* _所给文本_:
我们先求最大的三点距离和。发现三个点\((x_1, y_1), (x_2, y_2), (x_3, y_3)\)最后对答案的贡献形如(长得像)

\[ \frac{answer}{2} = \begin{cases} x_1 + y_1 – x_2 – y_3 \\ x_1 + y_1 – x_3 – y_3 \end{cases} \]

所以我们只需要维护最大最小的\(x, y\),和最大最小的\(x + y, x – y\)就行了。

最小贡献的求法

这个就相对难了很多了。我们发现,这道题的数据范围大概可以过\(O(n \log n)\)或者是\(O(n)\),而时间是 4s。所以我们可以考虑\(O(n \log n)\)的方式。考虑将整个点序列按\(x\)为关键字进行排序,然后上 CDQ 分治。在这里,CDQ 分治有个好处:区间长度小的时候直接暴力\(O(n^3)\),比较好写;区间长了之后,那么再次筛选点集进行暴力的时候,因为区间长度小的已经对答案进行了贡献,所以小区间按\(y\)排序之后可能成为答案的点数非常的少,所以也是符合综合复杂度的。具体见代码。

代码

// C.cpp
#include <bits/stdc++.h>

using namespace std;

const int MAX_N = 101000;

int n, ans = 0x3f3f3f3f;

struct point
{
    int x, y;
    bool operator<(const point &pt) const { return y < pt.y || (y == pt.y && x < pt.x); }
} pts[MAX_N], tmp[MAX_N];

bool compareByY(const point &pt1, const point &pt2) { return pt1.x < pt2.x || (pt1.x == pt2.x && pt1.y < pt2.y); }
int get(point A, point B, point C) { return max(A.x, max(B.x, C.x)) - min(A.x, min(B.x, C.x)) + max(A.y, max(B.y, C.y)) - min(A.y, min(B.y, C.y)); }

void solve(int l, int r)
{
    if (r - l < 15)
    {
        // brute force;
        for (int i = l; i <= r; i++)
            for (int j = i + 1; j <= r; j++)
                for (int k = j + 1; k <= r; k++)
                    ans = min(ans, get(pts[i], pts[j], pts[k]));
        return;
    }
    int mid = (l + r) >> 1, tot = 0;
    solve(l, mid), solve(mid, r);
    for (int i = mid; i <= r; i++)

* _数据摘录_:
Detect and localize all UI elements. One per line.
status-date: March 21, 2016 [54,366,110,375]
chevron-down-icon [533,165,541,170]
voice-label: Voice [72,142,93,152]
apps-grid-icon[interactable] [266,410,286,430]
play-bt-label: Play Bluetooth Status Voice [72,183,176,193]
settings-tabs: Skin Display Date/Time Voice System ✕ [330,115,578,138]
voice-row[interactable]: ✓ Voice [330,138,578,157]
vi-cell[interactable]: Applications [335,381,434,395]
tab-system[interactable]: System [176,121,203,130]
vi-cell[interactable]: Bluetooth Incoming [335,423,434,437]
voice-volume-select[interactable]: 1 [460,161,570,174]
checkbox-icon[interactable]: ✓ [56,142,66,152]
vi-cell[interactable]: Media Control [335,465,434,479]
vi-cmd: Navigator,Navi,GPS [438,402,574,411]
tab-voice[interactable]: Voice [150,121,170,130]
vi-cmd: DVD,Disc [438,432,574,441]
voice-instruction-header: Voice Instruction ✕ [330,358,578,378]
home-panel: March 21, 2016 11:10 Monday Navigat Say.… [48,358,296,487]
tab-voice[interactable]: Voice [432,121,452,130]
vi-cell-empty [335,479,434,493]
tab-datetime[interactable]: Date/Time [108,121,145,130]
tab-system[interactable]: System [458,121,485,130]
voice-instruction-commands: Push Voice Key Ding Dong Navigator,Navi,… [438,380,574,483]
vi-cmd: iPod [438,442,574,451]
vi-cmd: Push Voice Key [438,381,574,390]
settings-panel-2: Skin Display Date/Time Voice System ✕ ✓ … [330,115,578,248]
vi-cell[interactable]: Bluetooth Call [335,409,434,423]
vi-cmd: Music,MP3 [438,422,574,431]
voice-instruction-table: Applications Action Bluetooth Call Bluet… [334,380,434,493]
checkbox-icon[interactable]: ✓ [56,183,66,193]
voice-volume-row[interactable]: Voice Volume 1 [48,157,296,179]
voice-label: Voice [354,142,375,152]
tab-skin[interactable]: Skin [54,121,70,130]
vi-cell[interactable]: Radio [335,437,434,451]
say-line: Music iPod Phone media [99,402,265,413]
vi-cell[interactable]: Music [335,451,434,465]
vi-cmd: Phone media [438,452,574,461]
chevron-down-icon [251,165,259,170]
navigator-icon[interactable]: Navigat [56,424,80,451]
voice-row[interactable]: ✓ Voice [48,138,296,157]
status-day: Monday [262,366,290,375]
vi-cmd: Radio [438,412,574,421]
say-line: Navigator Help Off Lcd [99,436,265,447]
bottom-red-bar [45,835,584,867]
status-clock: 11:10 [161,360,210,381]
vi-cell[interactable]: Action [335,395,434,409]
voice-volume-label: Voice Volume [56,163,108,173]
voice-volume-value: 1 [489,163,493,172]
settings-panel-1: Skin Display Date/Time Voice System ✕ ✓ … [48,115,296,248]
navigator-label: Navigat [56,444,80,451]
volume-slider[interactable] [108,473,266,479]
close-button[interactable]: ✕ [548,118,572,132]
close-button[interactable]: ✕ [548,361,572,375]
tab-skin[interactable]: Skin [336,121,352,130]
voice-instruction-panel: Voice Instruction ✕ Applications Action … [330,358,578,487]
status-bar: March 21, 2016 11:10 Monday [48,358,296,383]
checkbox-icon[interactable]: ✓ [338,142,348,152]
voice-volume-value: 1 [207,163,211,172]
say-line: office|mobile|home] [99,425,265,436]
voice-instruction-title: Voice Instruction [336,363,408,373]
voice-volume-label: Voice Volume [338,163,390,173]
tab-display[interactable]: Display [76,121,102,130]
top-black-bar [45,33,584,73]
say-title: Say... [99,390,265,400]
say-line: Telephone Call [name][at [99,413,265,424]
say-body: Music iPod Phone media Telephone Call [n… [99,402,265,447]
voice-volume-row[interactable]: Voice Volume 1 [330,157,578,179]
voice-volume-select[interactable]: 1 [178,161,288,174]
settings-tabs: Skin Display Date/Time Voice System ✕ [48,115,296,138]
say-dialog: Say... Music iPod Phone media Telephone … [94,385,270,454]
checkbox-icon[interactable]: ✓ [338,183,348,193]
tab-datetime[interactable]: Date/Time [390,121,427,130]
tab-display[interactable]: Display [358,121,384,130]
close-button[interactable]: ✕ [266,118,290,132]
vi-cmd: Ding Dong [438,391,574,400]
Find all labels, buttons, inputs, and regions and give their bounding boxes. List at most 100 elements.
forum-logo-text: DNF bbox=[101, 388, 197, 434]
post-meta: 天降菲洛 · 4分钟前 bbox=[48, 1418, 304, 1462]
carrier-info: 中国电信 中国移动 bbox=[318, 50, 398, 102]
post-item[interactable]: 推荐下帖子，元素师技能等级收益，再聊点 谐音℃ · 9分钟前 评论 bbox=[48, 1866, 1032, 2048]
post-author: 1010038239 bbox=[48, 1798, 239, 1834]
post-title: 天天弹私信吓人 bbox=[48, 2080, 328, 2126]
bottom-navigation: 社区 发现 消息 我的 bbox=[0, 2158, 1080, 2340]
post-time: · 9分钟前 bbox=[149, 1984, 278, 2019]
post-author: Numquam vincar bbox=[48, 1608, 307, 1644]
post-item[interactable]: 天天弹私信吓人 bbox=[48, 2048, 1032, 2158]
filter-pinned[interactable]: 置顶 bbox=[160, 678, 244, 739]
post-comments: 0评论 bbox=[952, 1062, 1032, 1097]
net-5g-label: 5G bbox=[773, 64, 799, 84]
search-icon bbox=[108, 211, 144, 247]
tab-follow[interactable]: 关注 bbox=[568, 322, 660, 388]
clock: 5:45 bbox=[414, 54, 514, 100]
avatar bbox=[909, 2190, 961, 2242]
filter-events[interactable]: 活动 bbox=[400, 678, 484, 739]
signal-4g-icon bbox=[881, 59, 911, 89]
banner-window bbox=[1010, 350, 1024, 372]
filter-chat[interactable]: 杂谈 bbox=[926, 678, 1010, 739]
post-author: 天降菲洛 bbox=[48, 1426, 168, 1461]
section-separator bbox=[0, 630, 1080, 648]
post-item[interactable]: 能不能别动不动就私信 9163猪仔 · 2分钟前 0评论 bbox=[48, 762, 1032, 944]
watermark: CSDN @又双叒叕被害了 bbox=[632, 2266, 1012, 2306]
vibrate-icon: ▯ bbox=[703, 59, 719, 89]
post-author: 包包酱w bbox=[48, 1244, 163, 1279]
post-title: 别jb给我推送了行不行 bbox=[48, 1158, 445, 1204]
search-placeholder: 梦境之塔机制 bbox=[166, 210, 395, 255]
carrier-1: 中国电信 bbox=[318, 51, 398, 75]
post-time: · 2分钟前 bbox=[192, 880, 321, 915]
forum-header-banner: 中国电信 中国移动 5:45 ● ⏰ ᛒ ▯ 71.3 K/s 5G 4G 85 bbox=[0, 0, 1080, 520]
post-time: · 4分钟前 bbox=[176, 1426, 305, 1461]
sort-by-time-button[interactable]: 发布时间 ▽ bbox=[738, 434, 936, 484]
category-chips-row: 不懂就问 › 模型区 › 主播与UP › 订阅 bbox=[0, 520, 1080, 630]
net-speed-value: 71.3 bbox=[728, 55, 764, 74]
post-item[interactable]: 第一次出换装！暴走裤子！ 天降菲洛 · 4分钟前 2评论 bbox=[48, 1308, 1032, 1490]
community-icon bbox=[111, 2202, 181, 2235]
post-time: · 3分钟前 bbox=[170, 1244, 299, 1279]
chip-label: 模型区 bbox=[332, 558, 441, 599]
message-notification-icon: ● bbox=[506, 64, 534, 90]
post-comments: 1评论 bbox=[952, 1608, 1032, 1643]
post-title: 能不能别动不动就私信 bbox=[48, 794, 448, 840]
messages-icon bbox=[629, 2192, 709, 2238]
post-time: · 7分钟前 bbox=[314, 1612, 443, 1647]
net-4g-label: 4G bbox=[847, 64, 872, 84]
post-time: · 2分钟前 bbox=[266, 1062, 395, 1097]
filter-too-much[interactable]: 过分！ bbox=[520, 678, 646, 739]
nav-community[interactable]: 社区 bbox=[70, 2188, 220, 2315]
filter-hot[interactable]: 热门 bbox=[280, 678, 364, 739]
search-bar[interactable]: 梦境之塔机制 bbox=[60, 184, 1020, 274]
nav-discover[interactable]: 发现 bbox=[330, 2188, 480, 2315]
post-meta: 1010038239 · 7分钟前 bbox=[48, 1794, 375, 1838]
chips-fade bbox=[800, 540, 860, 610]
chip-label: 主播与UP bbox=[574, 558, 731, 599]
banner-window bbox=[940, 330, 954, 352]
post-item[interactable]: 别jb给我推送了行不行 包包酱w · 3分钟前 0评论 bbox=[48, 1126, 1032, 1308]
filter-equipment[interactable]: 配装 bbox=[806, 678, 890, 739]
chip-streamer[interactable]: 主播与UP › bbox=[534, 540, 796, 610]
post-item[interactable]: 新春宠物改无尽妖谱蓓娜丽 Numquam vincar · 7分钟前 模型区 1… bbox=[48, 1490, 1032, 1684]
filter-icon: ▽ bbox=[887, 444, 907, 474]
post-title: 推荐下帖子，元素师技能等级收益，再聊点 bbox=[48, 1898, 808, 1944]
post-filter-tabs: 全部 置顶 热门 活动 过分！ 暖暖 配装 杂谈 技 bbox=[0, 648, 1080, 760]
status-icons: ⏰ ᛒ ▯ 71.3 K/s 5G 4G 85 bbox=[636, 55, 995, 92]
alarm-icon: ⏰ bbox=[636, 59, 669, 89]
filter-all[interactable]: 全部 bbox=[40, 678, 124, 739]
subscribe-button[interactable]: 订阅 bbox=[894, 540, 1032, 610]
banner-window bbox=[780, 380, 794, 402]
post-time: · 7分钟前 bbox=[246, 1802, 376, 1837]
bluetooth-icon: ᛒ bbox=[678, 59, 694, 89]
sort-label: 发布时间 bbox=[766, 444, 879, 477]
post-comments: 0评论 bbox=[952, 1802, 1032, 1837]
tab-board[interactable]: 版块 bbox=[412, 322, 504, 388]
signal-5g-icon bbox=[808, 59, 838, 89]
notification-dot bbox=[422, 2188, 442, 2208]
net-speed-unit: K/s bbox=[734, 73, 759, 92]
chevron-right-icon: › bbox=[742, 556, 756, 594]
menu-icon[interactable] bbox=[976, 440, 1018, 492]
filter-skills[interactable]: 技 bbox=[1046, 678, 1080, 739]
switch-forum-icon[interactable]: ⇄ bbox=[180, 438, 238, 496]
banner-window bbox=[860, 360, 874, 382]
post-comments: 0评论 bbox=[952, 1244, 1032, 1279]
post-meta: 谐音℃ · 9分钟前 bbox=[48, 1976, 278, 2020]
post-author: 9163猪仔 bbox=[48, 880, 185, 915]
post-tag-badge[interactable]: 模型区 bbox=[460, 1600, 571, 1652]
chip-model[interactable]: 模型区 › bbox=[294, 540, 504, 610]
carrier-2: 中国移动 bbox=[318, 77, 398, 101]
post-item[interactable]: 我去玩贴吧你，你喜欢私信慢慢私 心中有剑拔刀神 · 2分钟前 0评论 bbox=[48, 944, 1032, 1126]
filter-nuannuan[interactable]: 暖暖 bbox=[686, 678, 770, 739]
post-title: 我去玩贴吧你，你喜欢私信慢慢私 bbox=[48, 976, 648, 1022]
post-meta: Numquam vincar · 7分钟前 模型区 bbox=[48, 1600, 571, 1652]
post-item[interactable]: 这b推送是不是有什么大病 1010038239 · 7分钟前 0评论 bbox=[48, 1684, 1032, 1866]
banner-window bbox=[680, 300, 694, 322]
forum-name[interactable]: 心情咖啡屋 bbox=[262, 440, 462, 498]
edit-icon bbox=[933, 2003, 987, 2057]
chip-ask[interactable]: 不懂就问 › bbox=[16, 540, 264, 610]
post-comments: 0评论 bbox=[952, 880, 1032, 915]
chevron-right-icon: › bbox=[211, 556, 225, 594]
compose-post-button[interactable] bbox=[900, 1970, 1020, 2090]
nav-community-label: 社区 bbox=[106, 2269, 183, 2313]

* _练习目标_: 请接着上面这篇讲三点距离和的题解往下写，从它停下的地方续写。

* _本题答案_:
        if (ans > abs(pts[i].x - pts[mid].x))
            tmp[++tot] = pts[i];
        else
            break;
    for (int i = mid - 1; i >= l; i--)
        if (ans > abs(pts[i].x - pts[mid].x))
            tmp[++tot] = pts[i];
        else
            break;
    sort(tmp + 1, tmp + 1 + tot);
    for (int rig = 3, lft = 1; rig <= tot; rig++)
    {
        while (abs(tmp[rig].y - tmp[lft].y) >= ans)
            lft++;
        for (int i = lft; i < rig; i++)
            for (int j = i + 1; j < rig; j++)
                ans = min(ans, get(tmp[rig], tmp[i], tmp[j]));
    }
}

int main()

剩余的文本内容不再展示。